===== VORLIEGENDER TEXT

# WebDAV mit Windows



## scMember (22. Apr 2015)

Guten Tag zusammen,

seit Tagen versuche ich nun den Explorer (über Netzlaufwerk verbinden->Eine Netzwerkadresse hinzufügen) mit dem Apache Tomcat und einem einfachen WebDAV zu verbinden; Ohne Erfolg.
Ich habe eine einfache Basic Authentifikation, ohne viel Schnick Schnack (ist schliesslich nur für intern). Die entsprechenden Registry Einträge habe ich auch bereits angepasst. 
Sprich: BasicAuthLevel=2
Das einzige was nicht ist; Der Request geht nicht an einen http(*s*), sondern nur an einen http.
Der Request von Windows sieht so aus:

_PROPFIND /myPool/pool HTTP/1.1
Connection: Keep-Alive
User-Agent: Microsoft-WebDAV-MiniRedir/6.1.7601
Depth: 0
translate: f
<hier steht die Basic Authetifizierung>
_

Meine Antwort auf dieses Request lautet:
_
HTTP/1.1 207 Multi-Status
Server: Apache-Coyote/1.1
Content-Location: http://<Internetadresse>:8080/myPool/pool/
Content-Type: text/xml;charset=utf-8
Transfer-Encoding: chunked
Date: Wed, 22 Apr 2015 10:13:19 GMT

<?xml version="1.0" encoding="UTF-8"?>

<multistatus xmlns="DAV:">
  <response>
    <href>http://<Internetadresse>:8080/isb300/pool/</href>
    <propstat>
      <prop>
        <resourcetype>
          <collection/>
        </resourcetype>
      </prop>
      <status>HTTP/1.1 200 OK</status>
    </propstat>
  </response>
</multistatus>
_

Leider kommt die Abfrage nach dem Kennwort immer wieder und wieder, ohne dass Windows weitere Daten abfragt. Unter Windows XP hat es einwandfrei funktioniert.


----------

==========
===== GEGEBENE DATEN

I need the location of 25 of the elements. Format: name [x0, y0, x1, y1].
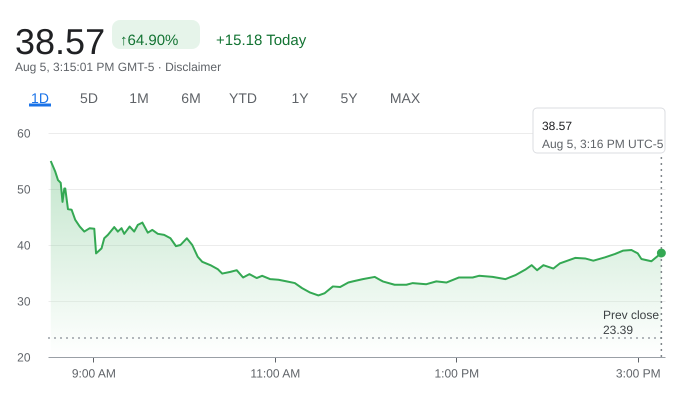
text: Aug 5, 3:15:01 PM GMT-5 · Disclaimer — [15, 60, 222, 74]
annotation: Aug 5, 3:16 PM UTC-5 — [542, 137, 664, 151]
x-tick-label: 9:00 AM — [72, 366, 116, 380]
y-tick-label: 40 — [17, 238, 31, 252]
ref-line-label: Prev close — [603, 308, 660, 322]
text: 1D — [31, 90, 49, 106]
text: 1Y — [291, 90, 310, 106]
y-tick-label: 20 — [17, 350, 31, 364]
x-tick-label: 11:00 AM — [250, 366, 300, 380]
text: 6M — [181, 90, 201, 106]
text: 5Y — [340, 90, 358, 106]
annotation: 23.39 — [603, 323, 634, 338]
text: ↑64.90% — [120, 32, 178, 49]
text: MAX — [390, 90, 421, 106]
x-tick-label: 1:00 PM — [434, 366, 480, 380]
text: +15.18 Today — [216, 32, 307, 49]
text: 5D — [80, 90, 98, 106]
text: YTD — [229, 90, 257, 106]
y-tick-label: 60 — [17, 126, 31, 140]
text: 1M — [129, 90, 149, 106]
y-tick-label: 50 — [17, 182, 31, 196]
x-tick-label: 3:00 PM — [616, 366, 661, 380]
y-tick-label: 30 — [17, 294, 31, 308]
text: 38.57 — [15, 21, 106, 62]
chart-title: 38.57 — [542, 119, 572, 133]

==========

## SCHRIFTLICHE AUFGABE
Schreiben Sie aus dem Forenbeitrag zu WebDAV mit Windows alles von "## scMember (22." bis hinunter zu "verbinden; Ohne Erfolg." noch einmal ab. Ersetzen Sie dabei "Explorer" durch "Dateimanager".

## SCHRIFTLICHE ANTWORT
## scMember (22. Apr 2015)

Guten Tag zusammen,

seit Tagen versuche ich nun den Dateimanager (über Netzlaufwerk verbinden->Eine Netzwerkadresse hinzufügen) mit dem Apache Tomcat und einem einfachen WebDAV zu verbinden; Ohne Erfolg.